- **Task prompt**
Copy every line in which the string "content" occurs.

━━ Data extract ━━

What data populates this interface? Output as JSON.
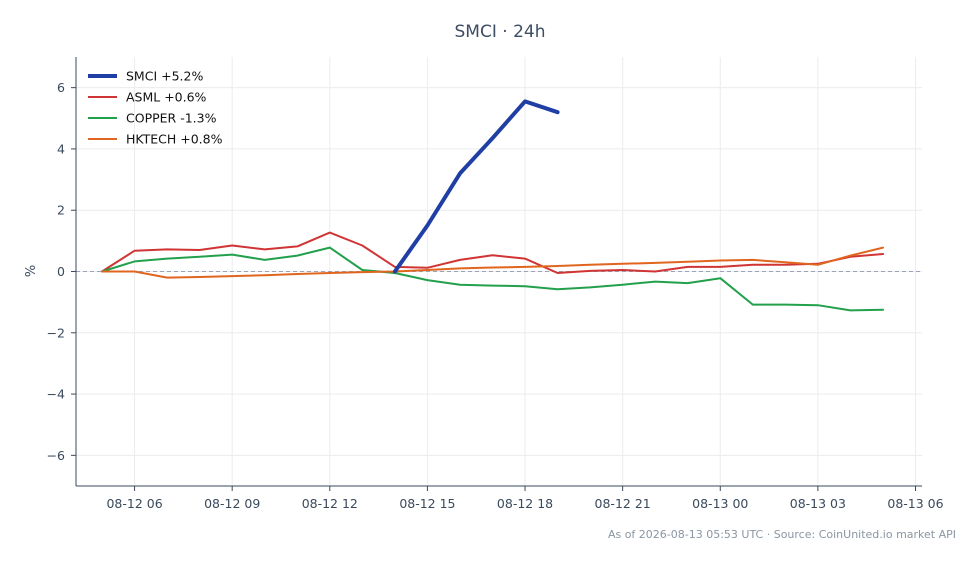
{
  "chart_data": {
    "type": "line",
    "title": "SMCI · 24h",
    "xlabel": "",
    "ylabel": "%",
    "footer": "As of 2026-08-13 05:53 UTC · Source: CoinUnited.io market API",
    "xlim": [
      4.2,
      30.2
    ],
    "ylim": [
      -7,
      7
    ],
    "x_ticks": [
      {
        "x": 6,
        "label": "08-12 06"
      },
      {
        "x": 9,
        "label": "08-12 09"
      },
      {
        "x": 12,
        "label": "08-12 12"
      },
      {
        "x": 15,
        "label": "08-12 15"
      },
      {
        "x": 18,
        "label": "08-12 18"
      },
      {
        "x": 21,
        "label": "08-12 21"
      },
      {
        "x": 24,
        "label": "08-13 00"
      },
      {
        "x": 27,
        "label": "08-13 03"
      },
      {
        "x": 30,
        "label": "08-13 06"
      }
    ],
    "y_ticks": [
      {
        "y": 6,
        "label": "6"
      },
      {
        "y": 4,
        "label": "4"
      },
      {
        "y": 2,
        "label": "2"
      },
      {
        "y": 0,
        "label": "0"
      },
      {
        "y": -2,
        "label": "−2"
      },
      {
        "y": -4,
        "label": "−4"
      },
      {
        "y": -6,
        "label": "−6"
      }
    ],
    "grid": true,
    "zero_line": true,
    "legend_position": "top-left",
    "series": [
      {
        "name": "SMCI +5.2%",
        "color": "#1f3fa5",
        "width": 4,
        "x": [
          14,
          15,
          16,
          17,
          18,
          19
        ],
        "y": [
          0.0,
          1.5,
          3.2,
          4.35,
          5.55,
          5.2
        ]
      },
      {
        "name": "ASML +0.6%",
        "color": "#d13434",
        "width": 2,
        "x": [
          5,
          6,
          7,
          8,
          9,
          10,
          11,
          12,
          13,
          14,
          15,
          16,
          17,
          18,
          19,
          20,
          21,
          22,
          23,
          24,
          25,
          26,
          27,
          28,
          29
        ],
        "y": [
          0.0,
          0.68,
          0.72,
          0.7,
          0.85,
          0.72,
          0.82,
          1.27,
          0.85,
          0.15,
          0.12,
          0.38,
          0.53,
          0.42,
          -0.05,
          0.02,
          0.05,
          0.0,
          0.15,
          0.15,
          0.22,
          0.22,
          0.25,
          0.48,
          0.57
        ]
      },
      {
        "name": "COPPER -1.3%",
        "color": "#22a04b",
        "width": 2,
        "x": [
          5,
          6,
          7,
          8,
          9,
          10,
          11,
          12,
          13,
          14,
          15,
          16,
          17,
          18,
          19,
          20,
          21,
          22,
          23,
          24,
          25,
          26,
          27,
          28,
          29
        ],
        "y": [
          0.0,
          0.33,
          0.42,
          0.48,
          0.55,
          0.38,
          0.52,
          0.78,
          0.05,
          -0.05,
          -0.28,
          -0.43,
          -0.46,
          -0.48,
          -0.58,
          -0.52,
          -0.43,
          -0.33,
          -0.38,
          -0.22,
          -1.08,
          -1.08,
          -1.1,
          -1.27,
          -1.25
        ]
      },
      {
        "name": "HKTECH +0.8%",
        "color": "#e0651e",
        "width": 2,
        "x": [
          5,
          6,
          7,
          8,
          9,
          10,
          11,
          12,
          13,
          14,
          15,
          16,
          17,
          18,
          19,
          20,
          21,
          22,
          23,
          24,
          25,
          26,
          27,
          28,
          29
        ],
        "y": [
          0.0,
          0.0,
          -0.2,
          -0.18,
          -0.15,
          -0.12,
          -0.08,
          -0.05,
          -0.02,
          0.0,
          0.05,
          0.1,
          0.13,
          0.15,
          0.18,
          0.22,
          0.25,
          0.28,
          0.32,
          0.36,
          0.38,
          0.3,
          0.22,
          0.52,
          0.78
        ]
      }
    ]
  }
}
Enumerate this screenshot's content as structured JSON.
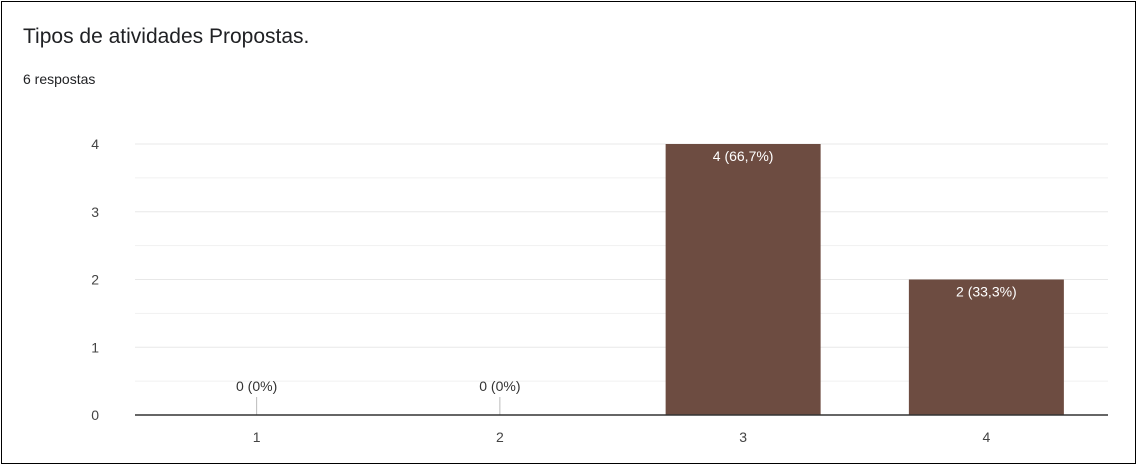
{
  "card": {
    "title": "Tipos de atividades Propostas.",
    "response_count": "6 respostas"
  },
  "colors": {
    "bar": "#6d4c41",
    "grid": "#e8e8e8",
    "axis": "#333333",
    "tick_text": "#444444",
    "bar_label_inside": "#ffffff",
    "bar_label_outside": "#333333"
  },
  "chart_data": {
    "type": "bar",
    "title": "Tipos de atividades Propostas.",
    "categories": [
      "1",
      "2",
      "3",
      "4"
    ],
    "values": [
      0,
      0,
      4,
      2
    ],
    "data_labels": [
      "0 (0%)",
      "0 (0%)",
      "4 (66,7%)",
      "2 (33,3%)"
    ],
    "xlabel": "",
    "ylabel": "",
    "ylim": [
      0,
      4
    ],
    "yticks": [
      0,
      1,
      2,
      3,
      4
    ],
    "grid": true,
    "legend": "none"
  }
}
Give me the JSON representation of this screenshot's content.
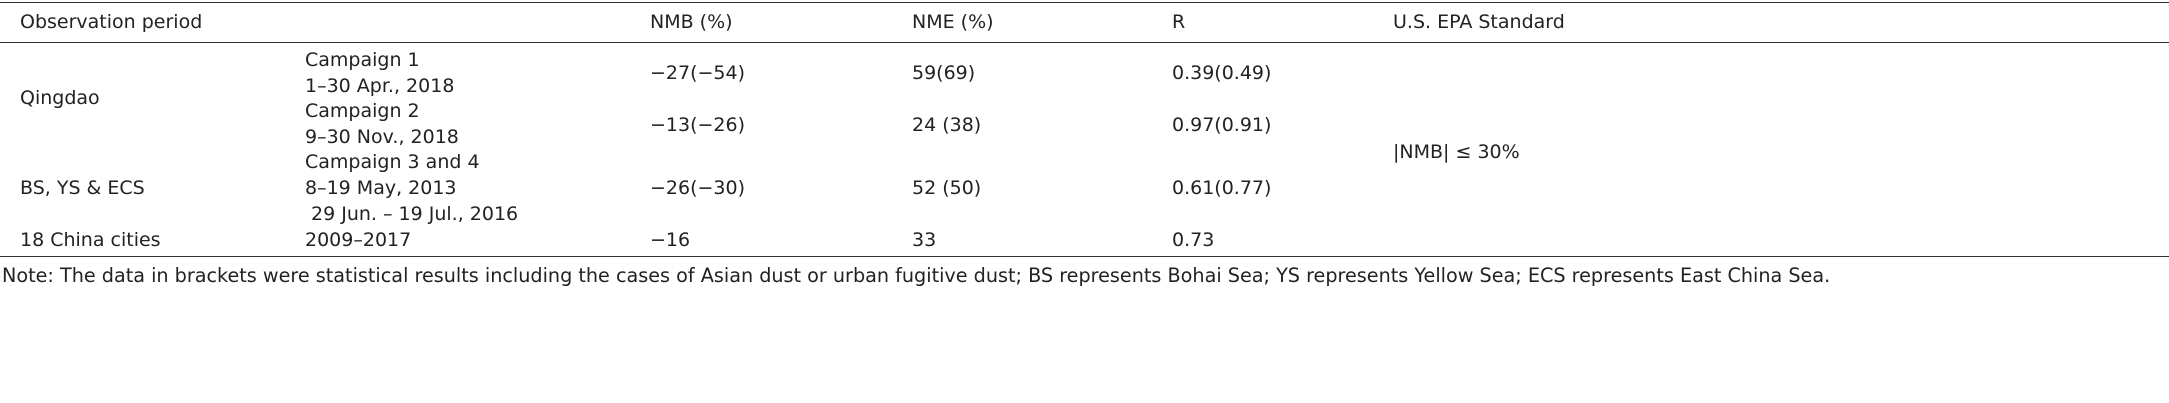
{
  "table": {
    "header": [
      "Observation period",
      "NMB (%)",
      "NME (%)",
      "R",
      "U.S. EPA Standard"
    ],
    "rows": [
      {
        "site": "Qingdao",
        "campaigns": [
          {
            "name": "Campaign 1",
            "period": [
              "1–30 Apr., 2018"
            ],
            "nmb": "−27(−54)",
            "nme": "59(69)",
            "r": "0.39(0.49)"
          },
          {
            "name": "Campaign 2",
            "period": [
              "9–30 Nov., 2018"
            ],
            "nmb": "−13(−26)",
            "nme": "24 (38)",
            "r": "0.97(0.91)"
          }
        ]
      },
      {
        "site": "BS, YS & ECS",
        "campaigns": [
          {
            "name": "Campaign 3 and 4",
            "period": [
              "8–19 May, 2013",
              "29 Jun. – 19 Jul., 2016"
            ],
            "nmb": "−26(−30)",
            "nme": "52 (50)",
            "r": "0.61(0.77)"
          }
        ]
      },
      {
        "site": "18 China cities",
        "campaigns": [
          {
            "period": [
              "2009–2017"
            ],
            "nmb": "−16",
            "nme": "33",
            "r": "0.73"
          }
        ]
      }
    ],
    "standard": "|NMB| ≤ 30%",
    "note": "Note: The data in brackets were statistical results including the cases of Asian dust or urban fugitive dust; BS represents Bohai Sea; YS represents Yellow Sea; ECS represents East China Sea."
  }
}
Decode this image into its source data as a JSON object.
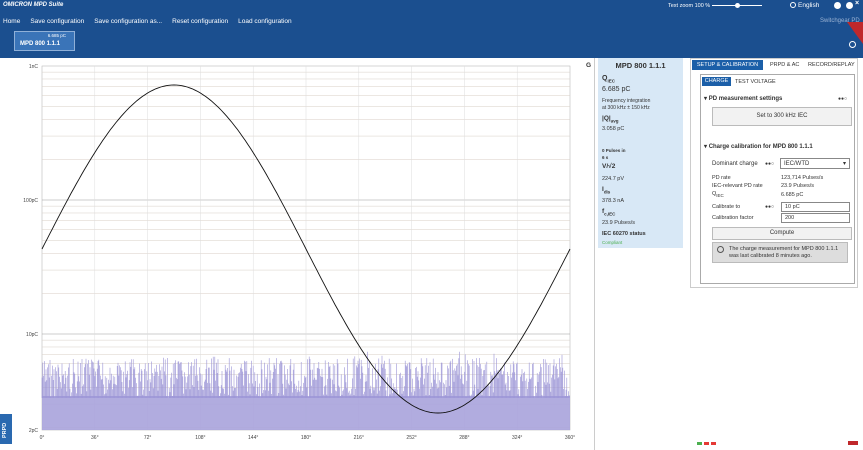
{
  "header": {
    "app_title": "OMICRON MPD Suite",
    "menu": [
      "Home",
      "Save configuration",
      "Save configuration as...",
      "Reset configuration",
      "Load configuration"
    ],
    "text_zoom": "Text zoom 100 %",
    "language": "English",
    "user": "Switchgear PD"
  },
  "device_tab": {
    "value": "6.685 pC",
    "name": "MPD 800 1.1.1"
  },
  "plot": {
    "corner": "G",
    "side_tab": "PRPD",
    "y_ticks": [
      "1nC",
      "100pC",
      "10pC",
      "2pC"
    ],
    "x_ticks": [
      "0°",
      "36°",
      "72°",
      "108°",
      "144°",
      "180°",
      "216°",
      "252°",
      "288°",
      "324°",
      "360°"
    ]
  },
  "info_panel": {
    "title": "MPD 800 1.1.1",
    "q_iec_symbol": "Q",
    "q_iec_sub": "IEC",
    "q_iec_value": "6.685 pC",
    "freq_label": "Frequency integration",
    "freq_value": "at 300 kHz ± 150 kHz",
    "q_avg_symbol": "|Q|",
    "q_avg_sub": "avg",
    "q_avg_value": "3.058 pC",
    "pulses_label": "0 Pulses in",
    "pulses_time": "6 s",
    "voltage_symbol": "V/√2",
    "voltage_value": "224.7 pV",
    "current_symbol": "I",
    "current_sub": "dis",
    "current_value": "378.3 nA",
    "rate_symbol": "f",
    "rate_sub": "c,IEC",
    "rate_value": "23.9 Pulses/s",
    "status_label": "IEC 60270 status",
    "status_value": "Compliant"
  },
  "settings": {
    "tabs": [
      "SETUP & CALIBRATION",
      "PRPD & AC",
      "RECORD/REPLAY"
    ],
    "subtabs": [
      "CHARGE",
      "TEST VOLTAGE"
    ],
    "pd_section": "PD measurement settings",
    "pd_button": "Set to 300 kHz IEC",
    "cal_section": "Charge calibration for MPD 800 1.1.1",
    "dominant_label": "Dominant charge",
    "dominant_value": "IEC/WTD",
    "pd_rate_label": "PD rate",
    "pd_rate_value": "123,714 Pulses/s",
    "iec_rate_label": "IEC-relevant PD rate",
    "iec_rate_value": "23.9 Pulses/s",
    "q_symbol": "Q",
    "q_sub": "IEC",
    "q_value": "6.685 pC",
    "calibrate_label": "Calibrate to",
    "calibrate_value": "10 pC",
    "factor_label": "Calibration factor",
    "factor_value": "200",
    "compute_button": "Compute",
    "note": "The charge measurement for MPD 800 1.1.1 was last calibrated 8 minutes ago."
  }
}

━━━

- **The reply**
Enumerate this screenshot's content as structured JSON.
Give me the JSON representation of this screenshot's content.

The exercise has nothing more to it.